───── PROVIDED RECORDS ─────
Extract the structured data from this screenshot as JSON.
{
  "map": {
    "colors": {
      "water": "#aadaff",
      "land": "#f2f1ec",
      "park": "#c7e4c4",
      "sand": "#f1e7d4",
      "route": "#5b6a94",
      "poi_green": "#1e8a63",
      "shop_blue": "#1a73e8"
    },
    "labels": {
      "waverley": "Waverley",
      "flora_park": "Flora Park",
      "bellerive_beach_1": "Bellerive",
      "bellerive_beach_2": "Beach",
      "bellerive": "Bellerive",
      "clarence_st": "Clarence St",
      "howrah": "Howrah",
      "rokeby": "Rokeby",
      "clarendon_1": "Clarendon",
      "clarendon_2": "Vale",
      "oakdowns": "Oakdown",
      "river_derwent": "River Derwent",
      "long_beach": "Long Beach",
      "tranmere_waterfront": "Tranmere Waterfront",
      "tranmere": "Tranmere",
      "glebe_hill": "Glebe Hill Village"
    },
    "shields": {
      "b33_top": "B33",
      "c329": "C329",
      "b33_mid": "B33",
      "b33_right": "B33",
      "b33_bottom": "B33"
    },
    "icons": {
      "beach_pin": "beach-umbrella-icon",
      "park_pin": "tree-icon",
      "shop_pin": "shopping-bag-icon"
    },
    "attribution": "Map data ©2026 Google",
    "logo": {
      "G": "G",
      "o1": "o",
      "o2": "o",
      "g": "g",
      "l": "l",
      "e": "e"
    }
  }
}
─────
───── PROVIDED RECORDS ─────
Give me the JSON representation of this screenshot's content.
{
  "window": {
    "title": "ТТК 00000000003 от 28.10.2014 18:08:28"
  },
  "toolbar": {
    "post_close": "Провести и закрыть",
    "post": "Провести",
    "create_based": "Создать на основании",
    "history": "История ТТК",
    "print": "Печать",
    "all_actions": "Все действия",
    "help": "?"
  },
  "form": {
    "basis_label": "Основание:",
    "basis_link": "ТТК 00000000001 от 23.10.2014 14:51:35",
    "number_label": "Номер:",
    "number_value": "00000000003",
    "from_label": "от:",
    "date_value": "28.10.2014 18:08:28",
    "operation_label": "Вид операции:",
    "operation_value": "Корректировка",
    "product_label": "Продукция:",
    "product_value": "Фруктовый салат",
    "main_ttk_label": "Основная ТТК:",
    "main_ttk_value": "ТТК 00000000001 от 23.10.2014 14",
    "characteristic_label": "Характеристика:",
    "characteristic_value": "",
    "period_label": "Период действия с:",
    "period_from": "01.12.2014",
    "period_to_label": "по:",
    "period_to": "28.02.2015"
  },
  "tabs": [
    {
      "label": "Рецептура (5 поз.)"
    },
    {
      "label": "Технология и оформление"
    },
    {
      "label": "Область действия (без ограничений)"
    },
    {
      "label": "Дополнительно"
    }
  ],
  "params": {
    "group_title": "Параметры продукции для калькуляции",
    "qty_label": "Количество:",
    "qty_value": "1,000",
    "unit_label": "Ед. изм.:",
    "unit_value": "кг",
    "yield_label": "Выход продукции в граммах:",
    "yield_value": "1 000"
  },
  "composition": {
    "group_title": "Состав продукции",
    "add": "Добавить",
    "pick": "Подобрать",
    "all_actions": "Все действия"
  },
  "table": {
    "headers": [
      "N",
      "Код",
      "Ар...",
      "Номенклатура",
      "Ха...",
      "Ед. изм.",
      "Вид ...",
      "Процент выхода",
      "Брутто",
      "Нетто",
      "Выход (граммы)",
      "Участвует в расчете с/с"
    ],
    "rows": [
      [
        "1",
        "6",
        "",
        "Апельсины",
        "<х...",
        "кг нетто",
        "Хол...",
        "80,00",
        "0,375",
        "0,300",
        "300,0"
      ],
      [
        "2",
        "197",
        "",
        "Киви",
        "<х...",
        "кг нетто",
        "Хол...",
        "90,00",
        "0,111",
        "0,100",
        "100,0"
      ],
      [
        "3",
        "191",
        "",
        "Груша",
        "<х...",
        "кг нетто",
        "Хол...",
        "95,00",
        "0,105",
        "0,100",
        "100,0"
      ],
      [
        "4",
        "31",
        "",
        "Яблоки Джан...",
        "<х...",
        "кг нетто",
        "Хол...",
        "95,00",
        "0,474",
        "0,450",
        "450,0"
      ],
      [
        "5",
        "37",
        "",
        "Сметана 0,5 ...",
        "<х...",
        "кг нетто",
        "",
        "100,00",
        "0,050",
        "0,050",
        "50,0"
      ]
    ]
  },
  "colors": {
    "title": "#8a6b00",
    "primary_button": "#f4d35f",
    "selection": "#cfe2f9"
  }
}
─────
*WRITTEN REQUEST*
What is the number of lines in the listing above that contain the string "продукции"? Give only the number.

*THE SOLUTION*
3